'''
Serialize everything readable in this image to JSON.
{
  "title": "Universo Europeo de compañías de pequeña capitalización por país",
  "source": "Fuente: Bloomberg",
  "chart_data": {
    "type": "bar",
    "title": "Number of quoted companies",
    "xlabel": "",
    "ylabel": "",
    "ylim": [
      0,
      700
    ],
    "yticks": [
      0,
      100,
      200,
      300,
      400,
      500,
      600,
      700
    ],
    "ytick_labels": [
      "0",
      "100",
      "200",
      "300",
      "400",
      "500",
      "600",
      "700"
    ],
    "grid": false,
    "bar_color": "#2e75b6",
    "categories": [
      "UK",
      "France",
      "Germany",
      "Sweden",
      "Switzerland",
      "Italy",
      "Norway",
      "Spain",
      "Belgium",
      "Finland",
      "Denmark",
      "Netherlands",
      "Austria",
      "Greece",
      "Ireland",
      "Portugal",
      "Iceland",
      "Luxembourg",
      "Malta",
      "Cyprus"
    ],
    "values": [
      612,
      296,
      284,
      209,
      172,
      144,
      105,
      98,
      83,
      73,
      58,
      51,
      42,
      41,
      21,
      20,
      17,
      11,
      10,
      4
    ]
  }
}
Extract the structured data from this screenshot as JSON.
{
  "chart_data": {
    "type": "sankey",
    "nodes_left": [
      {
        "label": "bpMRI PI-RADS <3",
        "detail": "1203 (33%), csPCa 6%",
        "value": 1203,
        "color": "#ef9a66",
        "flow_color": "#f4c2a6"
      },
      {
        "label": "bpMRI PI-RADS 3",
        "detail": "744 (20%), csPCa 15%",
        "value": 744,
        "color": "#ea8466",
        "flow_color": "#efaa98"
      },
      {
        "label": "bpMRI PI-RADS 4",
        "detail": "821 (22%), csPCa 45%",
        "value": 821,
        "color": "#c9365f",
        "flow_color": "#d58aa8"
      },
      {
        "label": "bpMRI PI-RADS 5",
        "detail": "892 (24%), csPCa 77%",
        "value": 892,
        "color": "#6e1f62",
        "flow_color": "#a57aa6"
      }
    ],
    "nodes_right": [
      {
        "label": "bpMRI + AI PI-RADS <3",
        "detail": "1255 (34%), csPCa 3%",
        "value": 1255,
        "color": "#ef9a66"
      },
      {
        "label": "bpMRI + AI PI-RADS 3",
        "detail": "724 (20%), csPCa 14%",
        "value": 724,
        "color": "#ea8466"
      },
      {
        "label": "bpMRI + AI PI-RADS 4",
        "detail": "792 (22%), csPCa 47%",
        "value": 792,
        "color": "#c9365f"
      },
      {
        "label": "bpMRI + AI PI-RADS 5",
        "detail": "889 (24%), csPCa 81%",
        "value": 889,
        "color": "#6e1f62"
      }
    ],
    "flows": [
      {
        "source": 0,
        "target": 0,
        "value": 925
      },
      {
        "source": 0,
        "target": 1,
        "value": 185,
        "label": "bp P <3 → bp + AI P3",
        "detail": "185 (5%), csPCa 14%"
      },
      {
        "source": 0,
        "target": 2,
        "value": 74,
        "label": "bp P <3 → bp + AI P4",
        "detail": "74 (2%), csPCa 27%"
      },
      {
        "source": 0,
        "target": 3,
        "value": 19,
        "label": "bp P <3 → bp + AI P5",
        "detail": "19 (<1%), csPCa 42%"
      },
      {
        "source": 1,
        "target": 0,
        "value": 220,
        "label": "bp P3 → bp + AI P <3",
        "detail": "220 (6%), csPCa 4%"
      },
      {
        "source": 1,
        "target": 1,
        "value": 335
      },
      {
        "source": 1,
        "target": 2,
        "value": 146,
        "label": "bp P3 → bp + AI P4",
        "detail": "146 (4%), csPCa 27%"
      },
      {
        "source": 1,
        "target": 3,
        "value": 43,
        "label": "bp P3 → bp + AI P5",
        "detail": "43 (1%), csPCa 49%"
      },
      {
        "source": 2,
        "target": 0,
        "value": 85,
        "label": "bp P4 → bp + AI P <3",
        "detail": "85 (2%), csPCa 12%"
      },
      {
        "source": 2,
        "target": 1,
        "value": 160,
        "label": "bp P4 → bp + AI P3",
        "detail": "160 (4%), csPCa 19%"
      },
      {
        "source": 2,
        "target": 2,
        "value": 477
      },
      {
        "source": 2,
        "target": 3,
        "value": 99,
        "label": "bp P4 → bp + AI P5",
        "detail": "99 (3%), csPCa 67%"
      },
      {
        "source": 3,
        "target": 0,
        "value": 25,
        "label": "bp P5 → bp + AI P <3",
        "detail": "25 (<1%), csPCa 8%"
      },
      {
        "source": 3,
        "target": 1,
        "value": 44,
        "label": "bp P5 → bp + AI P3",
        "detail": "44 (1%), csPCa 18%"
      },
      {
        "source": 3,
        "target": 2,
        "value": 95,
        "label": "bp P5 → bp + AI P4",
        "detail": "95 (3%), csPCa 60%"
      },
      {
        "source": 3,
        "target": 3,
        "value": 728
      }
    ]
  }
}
'''
INSTRUCTIONS FOR THE TASK ▸
Scan the records for the string "bpMRI". Copy each line in which it appears.

ANSWER BELOW ▸
        "label": "bpMRI PI-RADS <3",
        "label": "bpMRI PI-RADS 3",
        "label": "bpMRI PI-RADS 4",
        "label": "bpMRI PI-RADS 5",
        "label": "bpMRI + AI PI-RADS <3",
        "label": "bpMRI + AI PI-RADS 3",
        "label": "bpMRI + AI PI-RADS 4",
        "label": "bpMRI + AI PI-RADS 5",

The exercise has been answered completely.